## Challenge
Scan the listing below for the word "center" and state how many lines hold it. Write nothing but the number.

++++ Input data ++++

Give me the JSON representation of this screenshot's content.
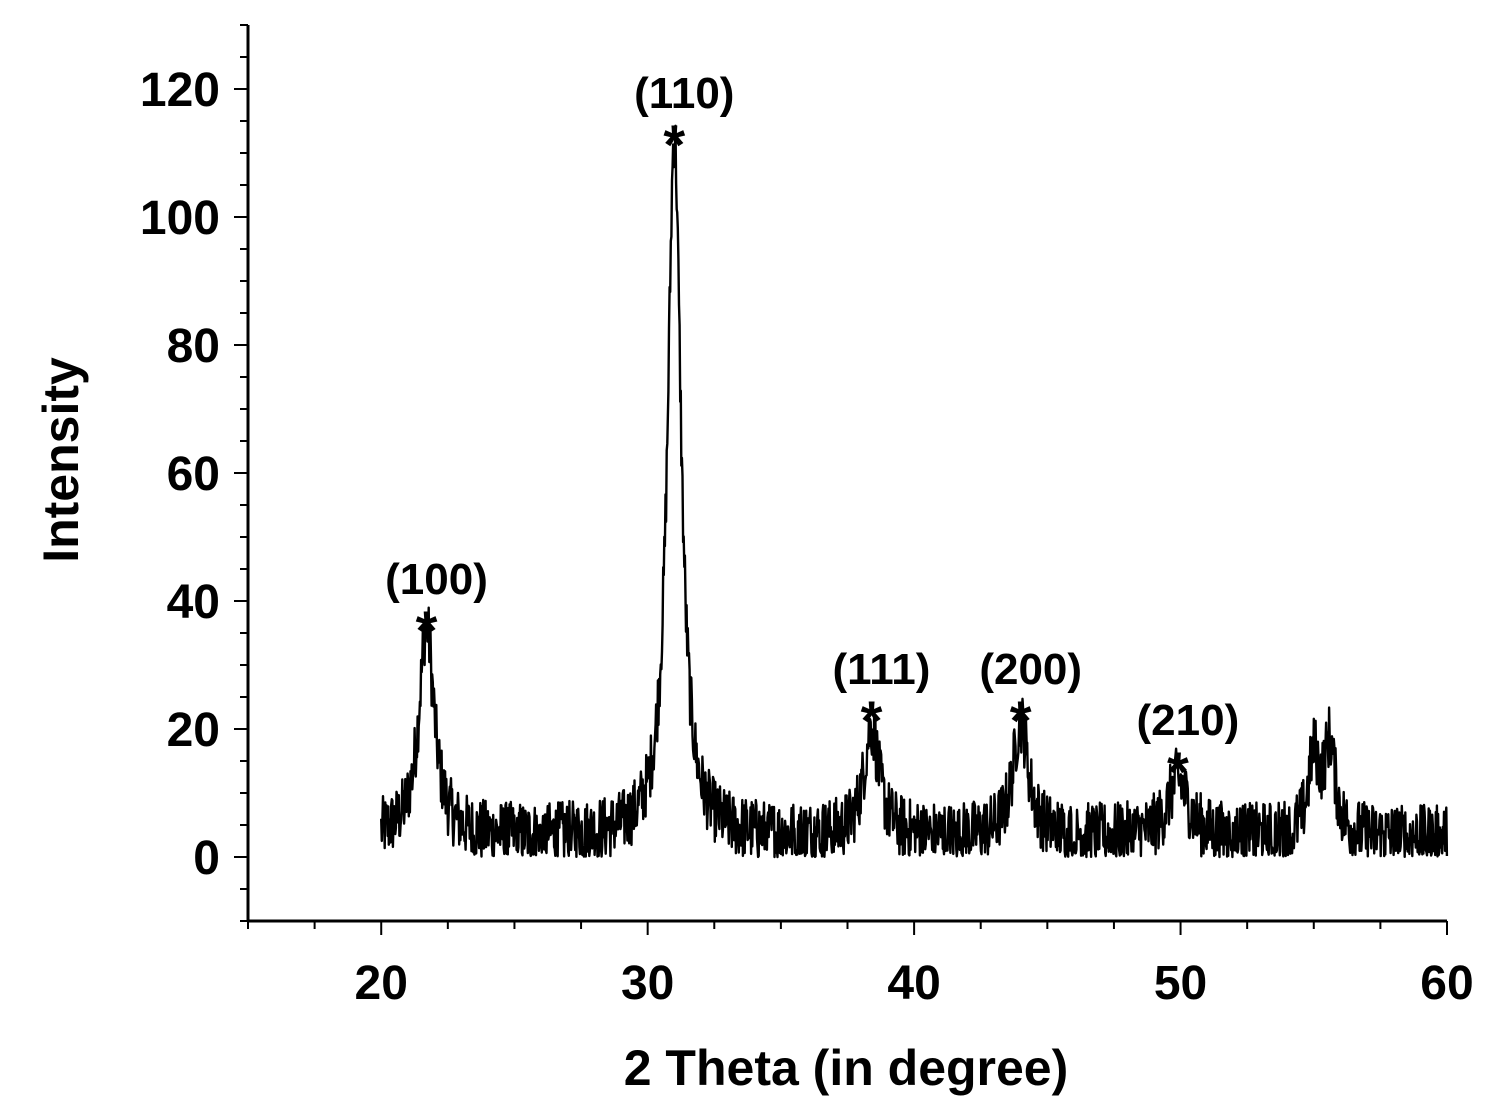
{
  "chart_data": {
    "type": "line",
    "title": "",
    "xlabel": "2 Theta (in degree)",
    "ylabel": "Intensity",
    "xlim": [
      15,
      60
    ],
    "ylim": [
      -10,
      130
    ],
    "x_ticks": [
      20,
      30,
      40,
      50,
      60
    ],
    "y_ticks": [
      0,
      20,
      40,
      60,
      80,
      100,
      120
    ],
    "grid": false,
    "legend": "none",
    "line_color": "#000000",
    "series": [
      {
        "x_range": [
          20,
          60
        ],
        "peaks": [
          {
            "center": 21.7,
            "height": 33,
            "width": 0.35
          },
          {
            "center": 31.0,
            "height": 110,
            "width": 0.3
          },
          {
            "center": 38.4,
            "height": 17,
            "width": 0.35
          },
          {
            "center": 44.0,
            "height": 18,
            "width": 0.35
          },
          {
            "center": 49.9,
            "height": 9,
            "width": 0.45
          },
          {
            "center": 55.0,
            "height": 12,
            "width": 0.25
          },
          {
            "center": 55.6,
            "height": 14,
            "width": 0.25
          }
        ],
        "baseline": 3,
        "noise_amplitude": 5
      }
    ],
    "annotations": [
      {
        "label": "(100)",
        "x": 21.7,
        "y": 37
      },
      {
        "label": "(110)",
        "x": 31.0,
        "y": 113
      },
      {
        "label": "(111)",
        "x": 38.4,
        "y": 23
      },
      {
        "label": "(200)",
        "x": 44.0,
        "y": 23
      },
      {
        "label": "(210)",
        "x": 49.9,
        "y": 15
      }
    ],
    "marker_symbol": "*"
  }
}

++++

## Reply
7